───── ITEMS ─────
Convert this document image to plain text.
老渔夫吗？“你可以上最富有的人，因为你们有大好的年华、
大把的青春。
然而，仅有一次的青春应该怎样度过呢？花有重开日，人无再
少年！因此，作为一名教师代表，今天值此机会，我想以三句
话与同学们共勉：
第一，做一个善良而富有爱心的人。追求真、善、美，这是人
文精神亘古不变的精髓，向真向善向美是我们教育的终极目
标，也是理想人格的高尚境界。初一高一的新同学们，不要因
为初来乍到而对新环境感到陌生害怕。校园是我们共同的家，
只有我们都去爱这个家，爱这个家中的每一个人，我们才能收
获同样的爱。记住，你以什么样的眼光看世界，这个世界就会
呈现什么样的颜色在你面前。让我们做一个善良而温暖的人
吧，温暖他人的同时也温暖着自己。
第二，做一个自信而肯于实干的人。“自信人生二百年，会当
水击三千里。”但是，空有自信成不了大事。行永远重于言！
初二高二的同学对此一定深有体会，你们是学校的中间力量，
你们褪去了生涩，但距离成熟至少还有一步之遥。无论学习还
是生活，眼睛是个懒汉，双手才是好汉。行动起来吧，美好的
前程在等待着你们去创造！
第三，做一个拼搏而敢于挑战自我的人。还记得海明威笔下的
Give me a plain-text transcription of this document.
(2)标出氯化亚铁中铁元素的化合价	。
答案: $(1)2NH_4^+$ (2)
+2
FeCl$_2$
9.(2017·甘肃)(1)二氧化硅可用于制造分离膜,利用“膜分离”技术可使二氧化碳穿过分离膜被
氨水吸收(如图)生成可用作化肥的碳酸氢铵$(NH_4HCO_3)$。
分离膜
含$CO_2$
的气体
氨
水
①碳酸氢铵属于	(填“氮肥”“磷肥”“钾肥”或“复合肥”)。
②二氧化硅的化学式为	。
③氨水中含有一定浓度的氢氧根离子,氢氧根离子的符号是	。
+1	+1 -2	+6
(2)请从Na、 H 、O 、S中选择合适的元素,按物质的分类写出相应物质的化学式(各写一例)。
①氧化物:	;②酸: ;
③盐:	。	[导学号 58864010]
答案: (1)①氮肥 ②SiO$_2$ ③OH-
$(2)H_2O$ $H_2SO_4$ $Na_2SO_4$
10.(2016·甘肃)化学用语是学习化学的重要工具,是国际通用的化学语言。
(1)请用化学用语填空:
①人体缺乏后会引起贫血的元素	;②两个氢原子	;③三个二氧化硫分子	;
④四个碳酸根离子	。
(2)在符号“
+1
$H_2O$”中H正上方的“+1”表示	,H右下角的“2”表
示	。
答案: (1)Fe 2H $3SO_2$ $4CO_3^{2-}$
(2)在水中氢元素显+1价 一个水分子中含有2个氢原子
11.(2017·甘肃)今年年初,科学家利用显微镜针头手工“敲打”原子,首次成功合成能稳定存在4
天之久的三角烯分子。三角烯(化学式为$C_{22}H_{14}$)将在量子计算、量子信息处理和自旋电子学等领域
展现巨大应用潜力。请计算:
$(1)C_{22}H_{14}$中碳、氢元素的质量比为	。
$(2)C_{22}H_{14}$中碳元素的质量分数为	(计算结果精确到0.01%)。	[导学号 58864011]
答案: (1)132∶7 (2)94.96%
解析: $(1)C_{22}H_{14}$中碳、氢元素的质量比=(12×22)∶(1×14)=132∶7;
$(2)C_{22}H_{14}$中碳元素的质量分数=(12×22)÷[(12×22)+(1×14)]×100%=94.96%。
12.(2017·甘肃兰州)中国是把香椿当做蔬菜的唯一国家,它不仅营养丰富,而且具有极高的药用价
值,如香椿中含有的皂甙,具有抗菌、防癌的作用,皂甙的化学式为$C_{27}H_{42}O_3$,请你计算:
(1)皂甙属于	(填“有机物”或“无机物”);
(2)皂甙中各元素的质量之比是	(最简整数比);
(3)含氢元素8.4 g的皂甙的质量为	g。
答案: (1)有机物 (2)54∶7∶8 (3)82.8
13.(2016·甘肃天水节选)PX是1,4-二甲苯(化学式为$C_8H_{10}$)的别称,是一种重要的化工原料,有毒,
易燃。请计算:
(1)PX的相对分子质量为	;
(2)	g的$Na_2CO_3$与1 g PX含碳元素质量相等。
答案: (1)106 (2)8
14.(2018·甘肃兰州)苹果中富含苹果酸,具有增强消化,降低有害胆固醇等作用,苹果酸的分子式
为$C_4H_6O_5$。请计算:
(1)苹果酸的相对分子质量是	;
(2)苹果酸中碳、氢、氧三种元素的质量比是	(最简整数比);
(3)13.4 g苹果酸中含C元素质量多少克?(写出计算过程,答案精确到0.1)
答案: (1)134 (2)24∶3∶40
─────
EXERCISE >> Nothing in the data may differ; print all of it exactly as written.

SOLUTION TO THE PROBLEM >>
Convert this document image to plain text.
老渔夫吗？“你可以上最富有的人，因为你们有大好的年华、
大把的青春。
然而，仅有一次的青春应该怎样度过呢？花有重开日，人无再
少年！因此，作为一名教师代表，今天值此机会，我想以三句
话与同学们共勉：
第一，做一个善良而富有爱心的人。追求真、善、美，这是人
文精神亘古不变的精髓，向真向善向美是我们教育的终极目
标，也是理想人格的高尚境界。初一高一的新同学们，不要因
为初来乍到而对新环境感到陌生害怕。校园是我们共同的家，
只有我们都去爱这个家，爱这个家中的每一个人，我们才能收
获同样的爱。记住，你以什么样的眼光看世界，这个世界就会
呈现什么样的颜色在你面前。让我们做一个善良而温暖的人
吧，温暖他人的同时也温暖着自己。
第二，做一个自信而肯于实干的人。“自信人生二百年，会当
水击三千里。”但是，空有自信成不了大事。行永远重于言！
初二高二的同学对此一定深有体会，你们是学校的中间力量，
你们褪去了生涩，但距离成熟至少还有一步之遥。无论学习还
是生活，眼睛是个懒汉，双手才是好汉。行动起来吧，美好的
前程在等待着你们去创造！
第三，做一个拼搏而敢于挑战自我的人。还记得海明威笔下的
Give me a plain-text transcription of this document.
(2)标出氯化亚铁中铁元素的化合价	。
答案: $(1)2NH_4^+$ (2)
+2
FeCl$_2$
9.(2017·甘肃)(1)二氧化硅可用于制造分离膜,利用“膜分离”技术可使二氧化碳穿过分离膜被
氨水吸收(如图)生成可用作化肥的碳酸氢铵$(NH_4HCO_3)$。
分离膜
含$CO_2$
的气体
氨
水
①碳酸氢铵属于	(填“氮肥”“磷肥”“钾肥”或“复合肥”)。
②二氧化硅的化学式为	。
③氨水中含有一定浓度的氢氧根离子,氢氧根离子的符号是	。
+1	+1 -2	+6
(2)请从Na、 H 、O 、S中选择合适的元素,按物质的分类写出相应物质的化学式(各写一例)。
①氧化物:	;②酸: ;
③盐:	。	[导学号 58864010]
答案: (1)①氮肥 ②SiO$_2$ ③OH-
$(2)H_2O$ $H_2SO_4$ $Na_2SO_4$
10.(2016·甘肃)化学用语是学习化学的重要工具,是国际通用的化学语言。
(1)请用化学用语填空:
①人体缺乏后会引起贫血的元素	;②两个氢原子	;③三个二氧化硫分子	;
④四个碳酸根离子	。
(2)在符号“
+1
$H_2O$”中H正上方的“+1”表示	,H右下角的“2”表
示	。
答案: (1)Fe 2H $3SO_2$ $4CO_3^{2-}$
(2)在水中氢元素显+1价 一个水分子中含有2个氢原子
11.(2017·甘肃)今年年初,科学家利用显微镜针头手工“敲打”原子,首次成功合成能稳定存在4
天之久的三角烯分子。三角烯(化学式为$C_{22}H_{14}$)将在量子计算、量子信息处理和自旋电子学等领域
展现巨大应用潜力。请计算:
$(1)C_{22}H_{14}$中碳、氢元素的质量比为	。
$(2)C_{22}H_{14}$中碳元素的质量分数为	(计算结果精确到0.01%)。	[导学号 58864011]
答案: (1)132∶7 (2)94.96%
解析: $(1)C_{22}H_{14}$中碳、氢元素的质量比=(12×22)∶(1×14)=132∶7;
$(2)C_{22}H_{14}$中碳元素的质量分数=(12×22)÷[(12×22)+(1×14)]×100%=94.96%。
12.(2017·甘肃兰州)中国是把香椿当做蔬菜的唯一国家,它不仅营养丰富,而且具有极高的药用价
值,如香椿中含有的皂甙,具有抗菌、防癌的作用,皂甙的化学式为$C_{27}H_{42}O_3$,请你计算:
(1)皂甙属于	(填“有机物”或“无机物”);
(2)皂甙中各元素的质量之比是	(最简整数比);
(3)含氢元素8.4 g的皂甙的质量为	g。
答案: (1)有机物 (2)54∶7∶8 (3)82.8
13.(2016·甘肃天水节选)PX是1,4-二甲苯(化学式为$C_8H_{10}$)的别称,是一种重要的化工原料,有毒,
易燃。请计算:
(1)PX的相对分子质量为	;
(2)	g的$Na_2CO_3$与1 g PX含碳元素质量相等。
答案: (1)106 (2)8
14.(2018·甘肃兰州)苹果中富含苹果酸,具有增强消化,降低有害胆固醇等作用,苹果酸的分子式
为$C_4H_6O_5$。请计算:
(1)苹果酸的相对分子质量是	;
(2)苹果酸中碳、氢、氧三种元素的质量比是	(最简整数比);
(3)13.4 g苹果酸中含C元素质量多少克?(写出计算过程,答案精确到0.1)
答案: (1)134 (2)24∶3∶40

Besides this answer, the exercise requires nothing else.